Below are the records; locate each line with the word "нарушения" and copy it.

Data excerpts
##############################

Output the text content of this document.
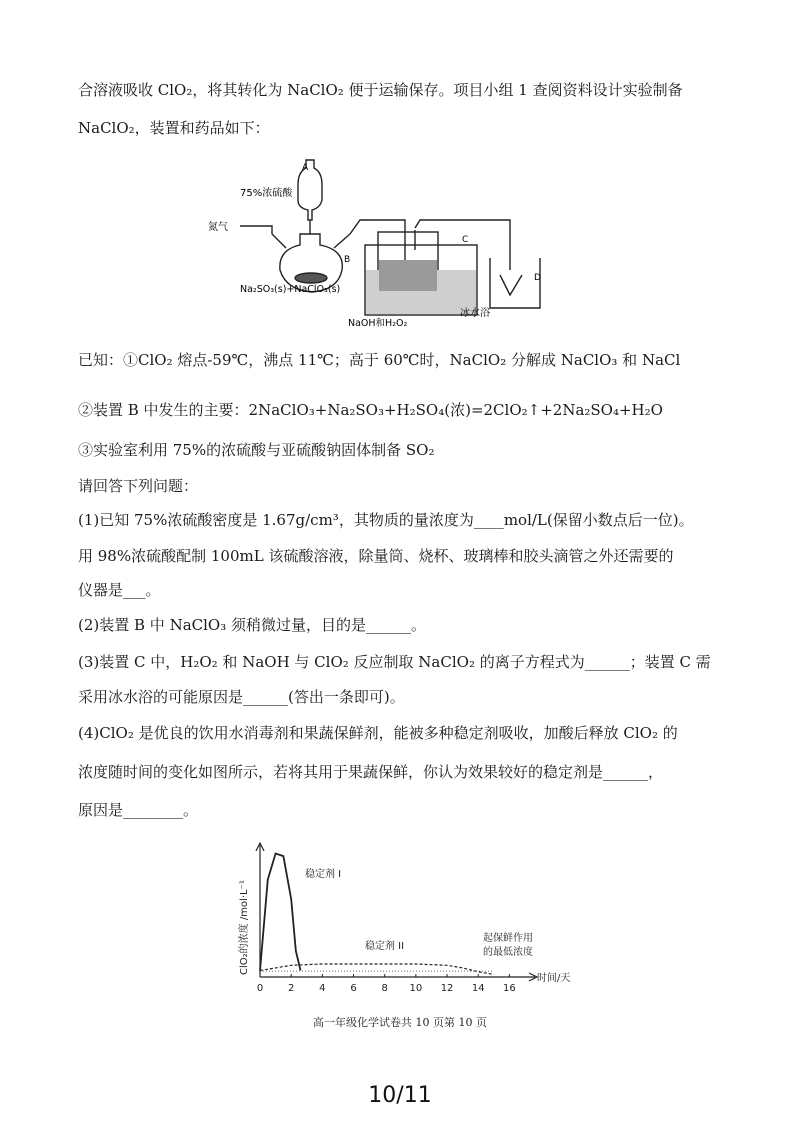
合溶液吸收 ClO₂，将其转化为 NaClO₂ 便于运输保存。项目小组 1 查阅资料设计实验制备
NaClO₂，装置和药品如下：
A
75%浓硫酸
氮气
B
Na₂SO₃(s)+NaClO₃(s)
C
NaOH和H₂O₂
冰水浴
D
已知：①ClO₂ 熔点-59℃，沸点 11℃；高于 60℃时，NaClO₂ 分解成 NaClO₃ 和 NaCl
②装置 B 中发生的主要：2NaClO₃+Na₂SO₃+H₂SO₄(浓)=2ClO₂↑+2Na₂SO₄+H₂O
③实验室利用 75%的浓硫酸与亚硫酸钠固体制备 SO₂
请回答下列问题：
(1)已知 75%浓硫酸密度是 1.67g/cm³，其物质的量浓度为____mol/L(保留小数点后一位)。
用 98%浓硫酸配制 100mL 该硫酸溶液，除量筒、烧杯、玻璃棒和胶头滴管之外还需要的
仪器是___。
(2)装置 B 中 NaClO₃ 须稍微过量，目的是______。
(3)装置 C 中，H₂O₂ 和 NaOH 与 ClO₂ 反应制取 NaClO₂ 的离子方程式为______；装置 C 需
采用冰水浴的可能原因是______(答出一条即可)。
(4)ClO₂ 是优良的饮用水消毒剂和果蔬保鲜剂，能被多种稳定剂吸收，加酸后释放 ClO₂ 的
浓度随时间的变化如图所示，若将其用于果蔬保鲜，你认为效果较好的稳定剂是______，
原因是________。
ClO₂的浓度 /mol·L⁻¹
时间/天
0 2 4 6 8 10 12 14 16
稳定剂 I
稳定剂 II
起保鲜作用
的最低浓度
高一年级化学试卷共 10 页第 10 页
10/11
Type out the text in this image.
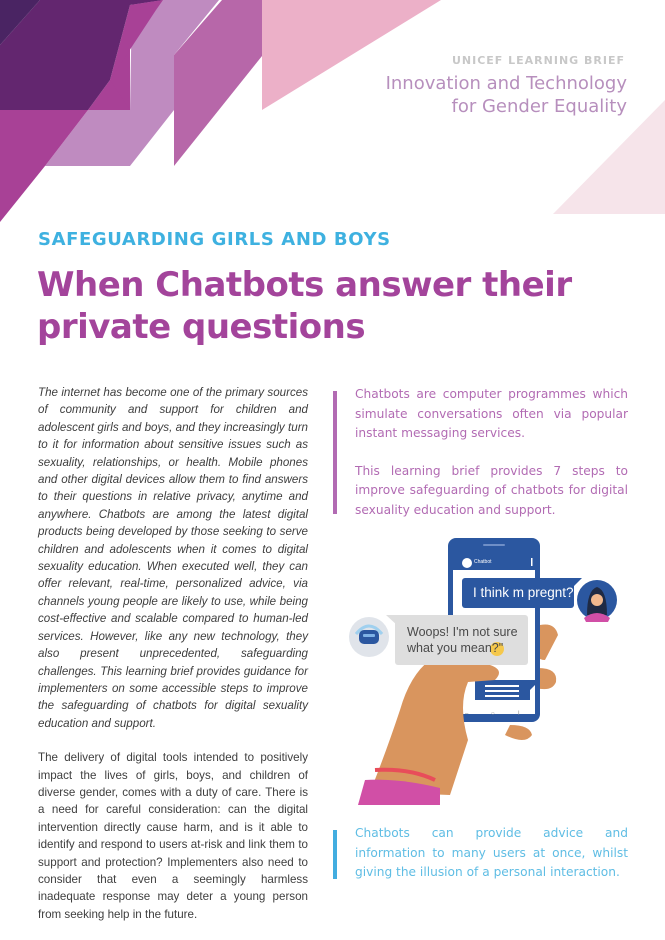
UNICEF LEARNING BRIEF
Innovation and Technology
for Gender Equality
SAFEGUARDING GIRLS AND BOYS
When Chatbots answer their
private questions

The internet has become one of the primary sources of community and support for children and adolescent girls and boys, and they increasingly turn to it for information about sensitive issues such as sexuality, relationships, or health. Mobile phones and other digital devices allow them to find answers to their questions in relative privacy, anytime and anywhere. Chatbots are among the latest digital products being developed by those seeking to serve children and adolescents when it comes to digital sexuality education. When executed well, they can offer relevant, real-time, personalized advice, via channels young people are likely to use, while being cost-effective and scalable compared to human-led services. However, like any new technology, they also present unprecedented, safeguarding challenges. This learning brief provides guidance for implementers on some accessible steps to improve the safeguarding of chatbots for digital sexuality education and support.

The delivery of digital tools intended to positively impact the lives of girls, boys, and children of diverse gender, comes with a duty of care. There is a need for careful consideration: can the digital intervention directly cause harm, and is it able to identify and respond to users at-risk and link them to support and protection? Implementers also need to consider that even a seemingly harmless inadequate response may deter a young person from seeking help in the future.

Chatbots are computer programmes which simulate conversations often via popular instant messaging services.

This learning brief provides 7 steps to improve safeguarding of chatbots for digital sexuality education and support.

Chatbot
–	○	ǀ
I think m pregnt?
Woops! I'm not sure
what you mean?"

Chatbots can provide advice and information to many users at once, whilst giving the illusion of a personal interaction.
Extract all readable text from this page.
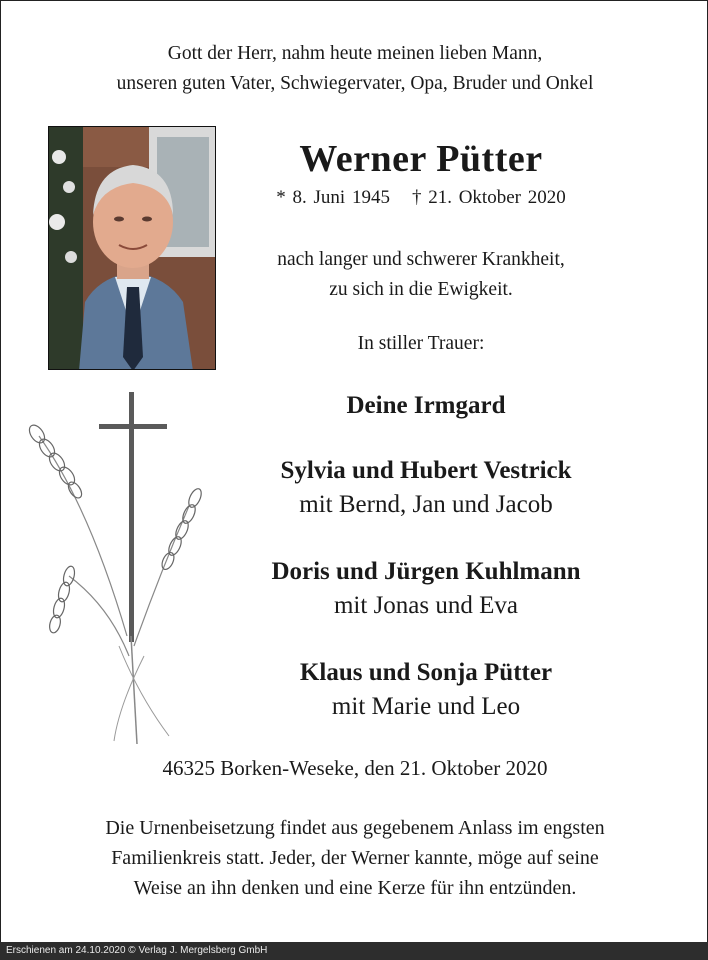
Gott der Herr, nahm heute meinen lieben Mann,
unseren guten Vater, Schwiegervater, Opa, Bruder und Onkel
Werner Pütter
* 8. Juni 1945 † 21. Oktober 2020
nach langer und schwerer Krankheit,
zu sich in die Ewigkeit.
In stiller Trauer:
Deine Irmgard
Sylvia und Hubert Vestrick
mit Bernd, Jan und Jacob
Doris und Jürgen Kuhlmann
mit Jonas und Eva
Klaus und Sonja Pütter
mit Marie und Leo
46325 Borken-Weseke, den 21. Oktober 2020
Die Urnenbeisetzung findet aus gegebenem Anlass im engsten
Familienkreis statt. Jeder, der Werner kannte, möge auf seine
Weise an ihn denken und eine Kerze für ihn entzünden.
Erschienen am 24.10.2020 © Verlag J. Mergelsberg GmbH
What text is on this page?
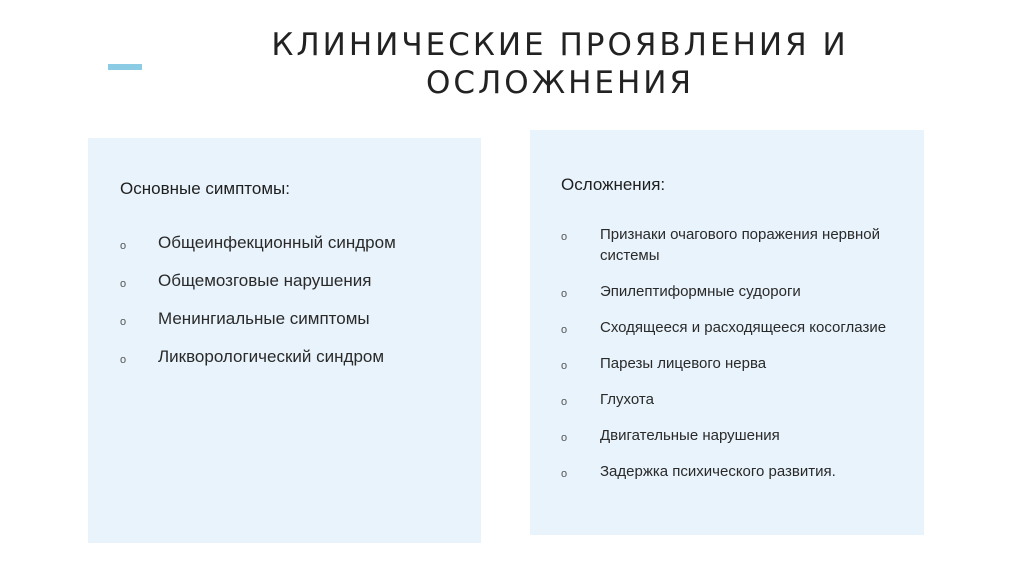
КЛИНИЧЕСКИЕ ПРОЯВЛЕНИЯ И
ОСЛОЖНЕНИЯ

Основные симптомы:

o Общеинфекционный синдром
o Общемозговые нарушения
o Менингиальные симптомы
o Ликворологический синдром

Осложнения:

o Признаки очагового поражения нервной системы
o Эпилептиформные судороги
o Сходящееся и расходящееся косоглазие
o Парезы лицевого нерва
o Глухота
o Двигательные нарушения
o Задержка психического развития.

##############################

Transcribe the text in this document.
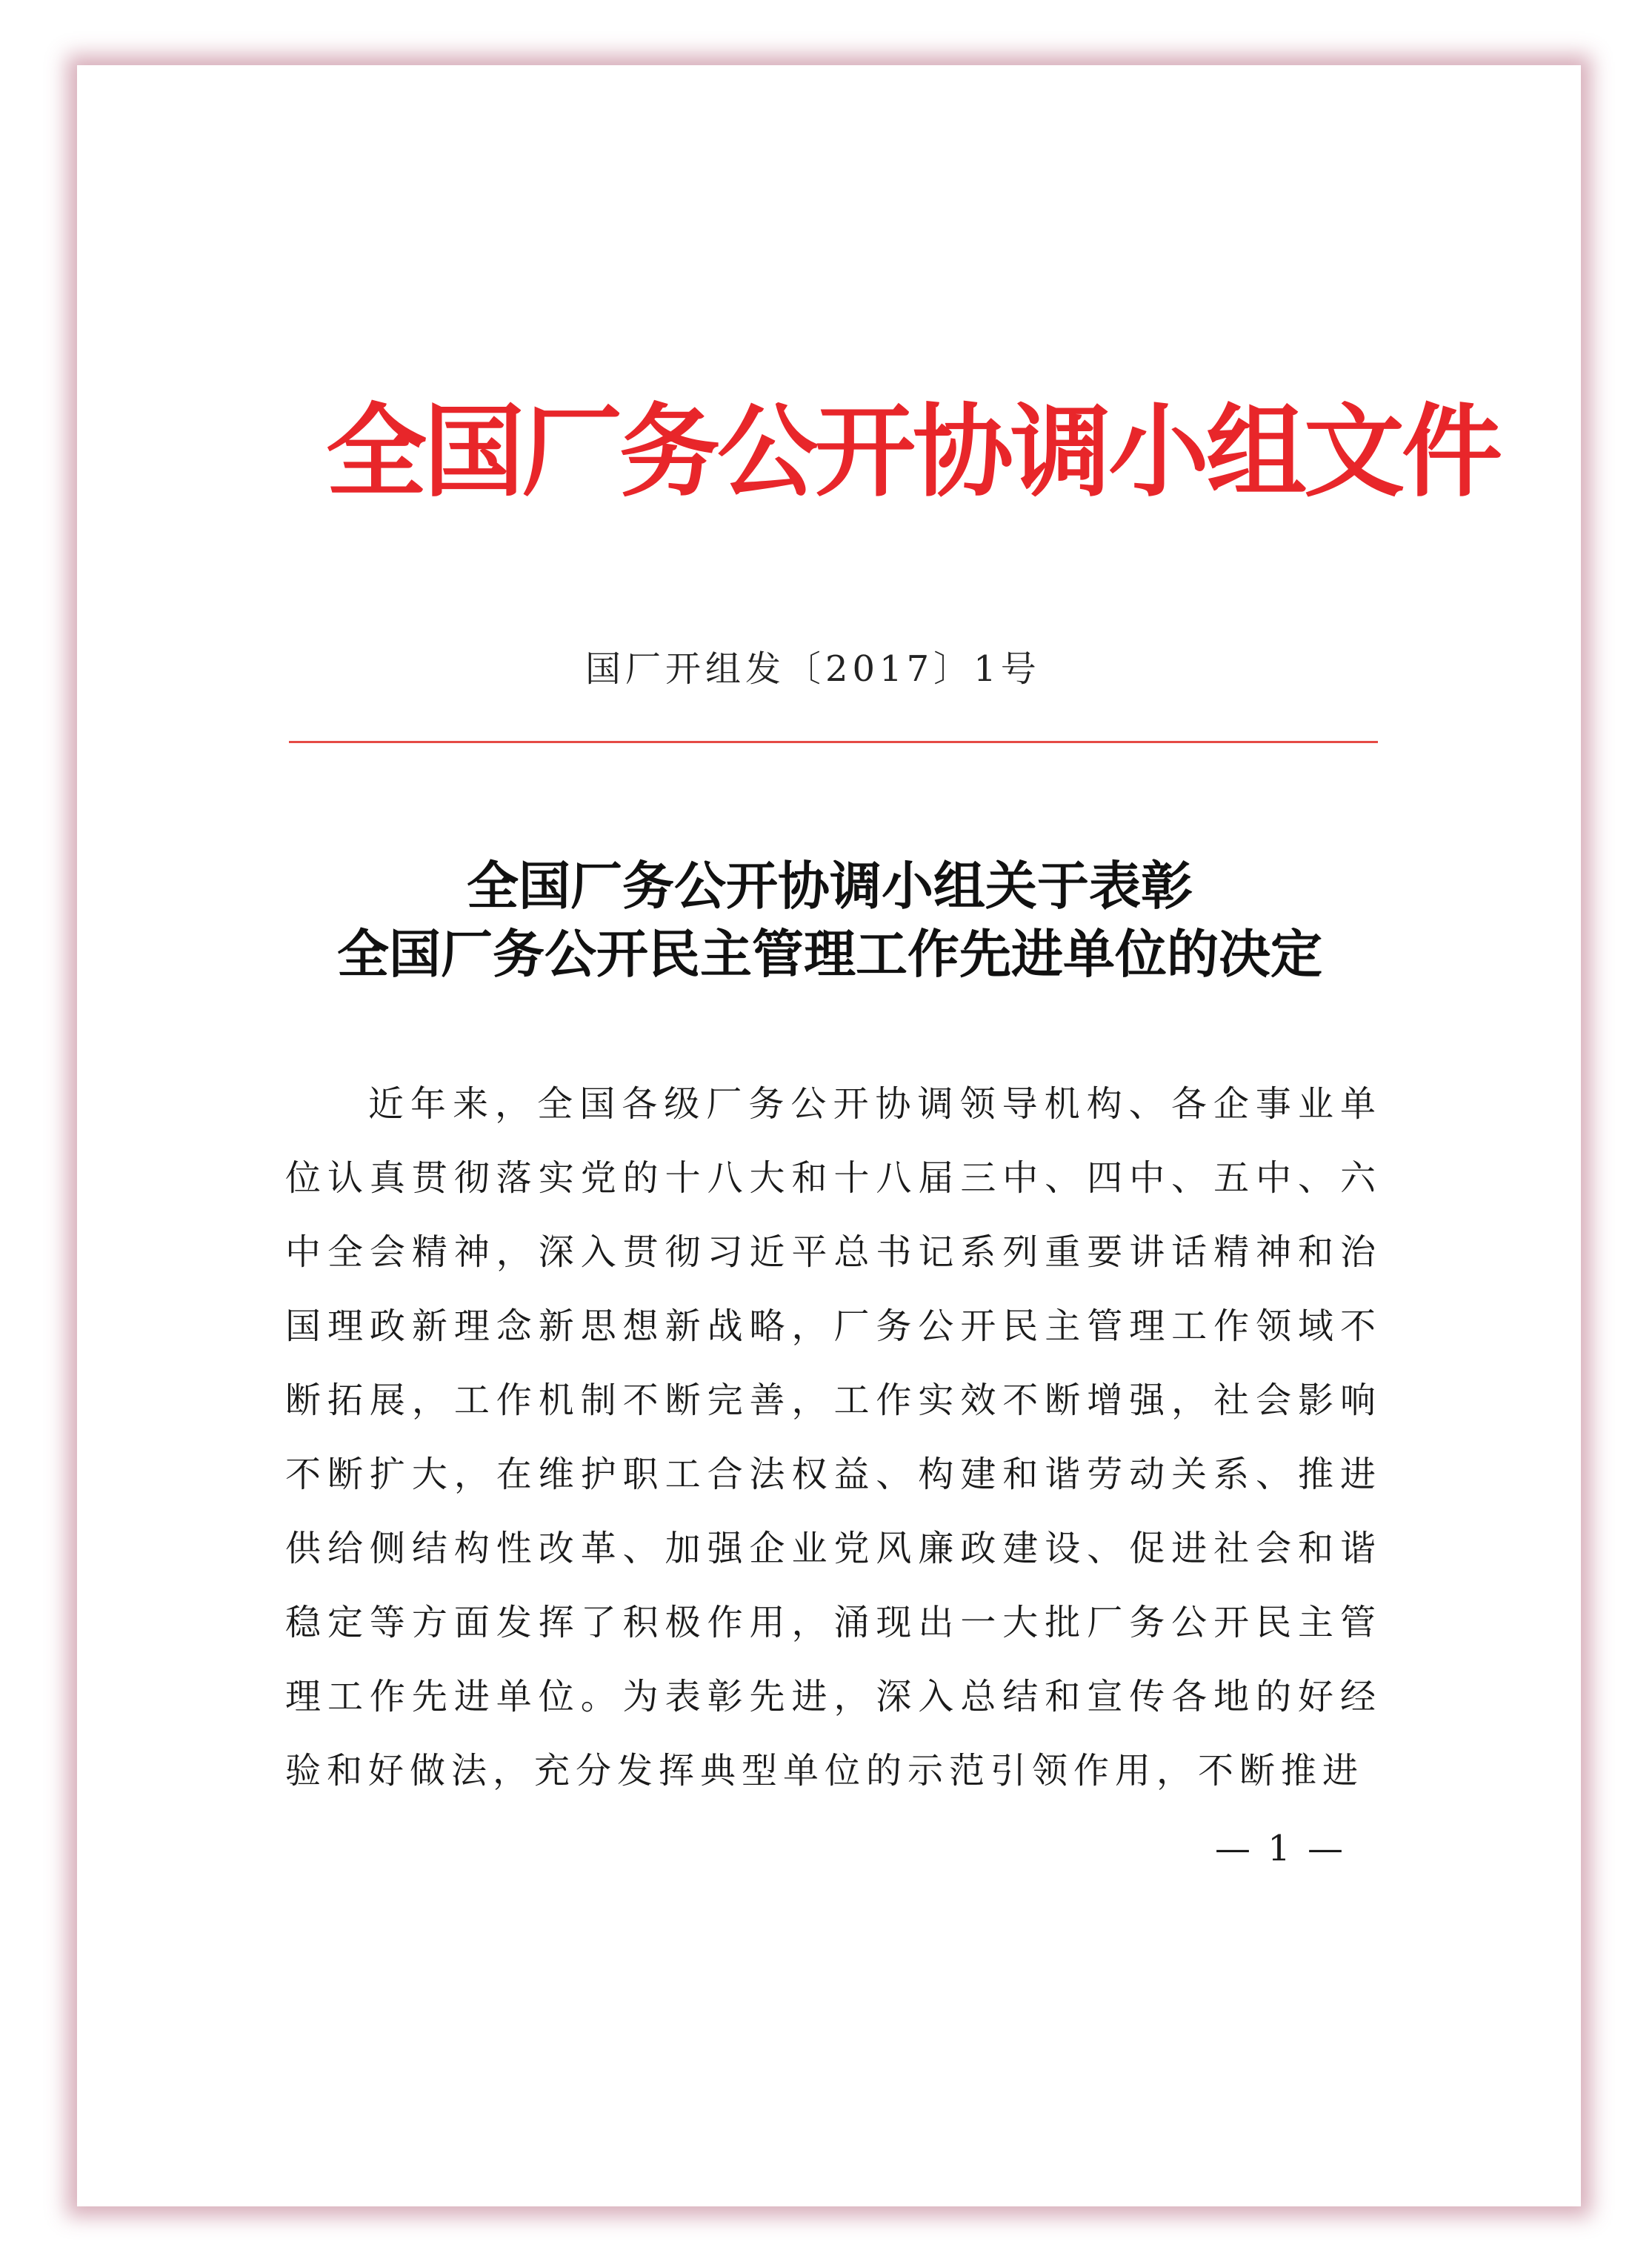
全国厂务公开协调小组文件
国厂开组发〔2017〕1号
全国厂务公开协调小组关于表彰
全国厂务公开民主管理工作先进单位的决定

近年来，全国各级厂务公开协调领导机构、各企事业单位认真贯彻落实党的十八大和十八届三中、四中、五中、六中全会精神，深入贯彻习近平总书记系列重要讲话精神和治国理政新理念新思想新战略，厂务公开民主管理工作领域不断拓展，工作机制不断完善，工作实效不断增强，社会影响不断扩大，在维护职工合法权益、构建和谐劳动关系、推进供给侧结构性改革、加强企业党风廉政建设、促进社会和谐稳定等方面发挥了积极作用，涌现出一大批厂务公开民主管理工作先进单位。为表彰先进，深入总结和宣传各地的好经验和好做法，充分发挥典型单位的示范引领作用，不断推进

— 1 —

##############################

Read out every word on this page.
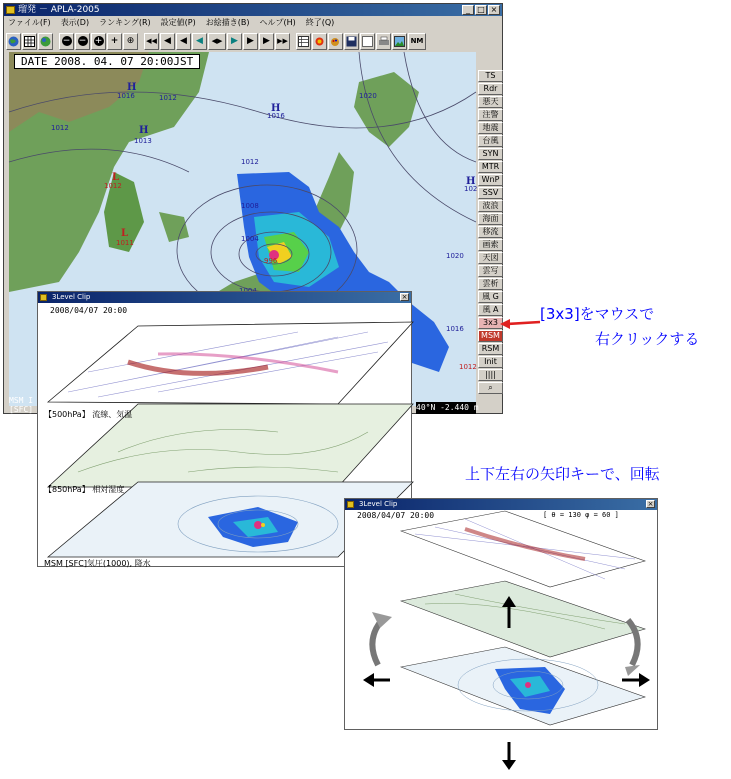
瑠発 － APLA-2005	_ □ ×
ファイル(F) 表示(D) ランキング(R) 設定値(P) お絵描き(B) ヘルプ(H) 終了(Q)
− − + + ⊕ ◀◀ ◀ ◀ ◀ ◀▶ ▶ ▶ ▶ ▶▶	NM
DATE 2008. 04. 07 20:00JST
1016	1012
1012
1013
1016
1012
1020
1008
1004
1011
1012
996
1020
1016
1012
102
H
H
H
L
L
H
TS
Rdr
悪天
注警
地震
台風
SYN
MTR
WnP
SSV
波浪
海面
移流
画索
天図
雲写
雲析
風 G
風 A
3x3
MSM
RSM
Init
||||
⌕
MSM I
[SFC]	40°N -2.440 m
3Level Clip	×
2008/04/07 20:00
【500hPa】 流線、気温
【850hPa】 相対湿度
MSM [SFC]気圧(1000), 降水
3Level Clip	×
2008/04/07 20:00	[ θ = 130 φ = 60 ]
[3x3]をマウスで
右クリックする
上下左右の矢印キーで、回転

##############################

_RESPONSE FOR THIS EXERCISE_.
o Общемозговые нарушения
o Двигательные нарушения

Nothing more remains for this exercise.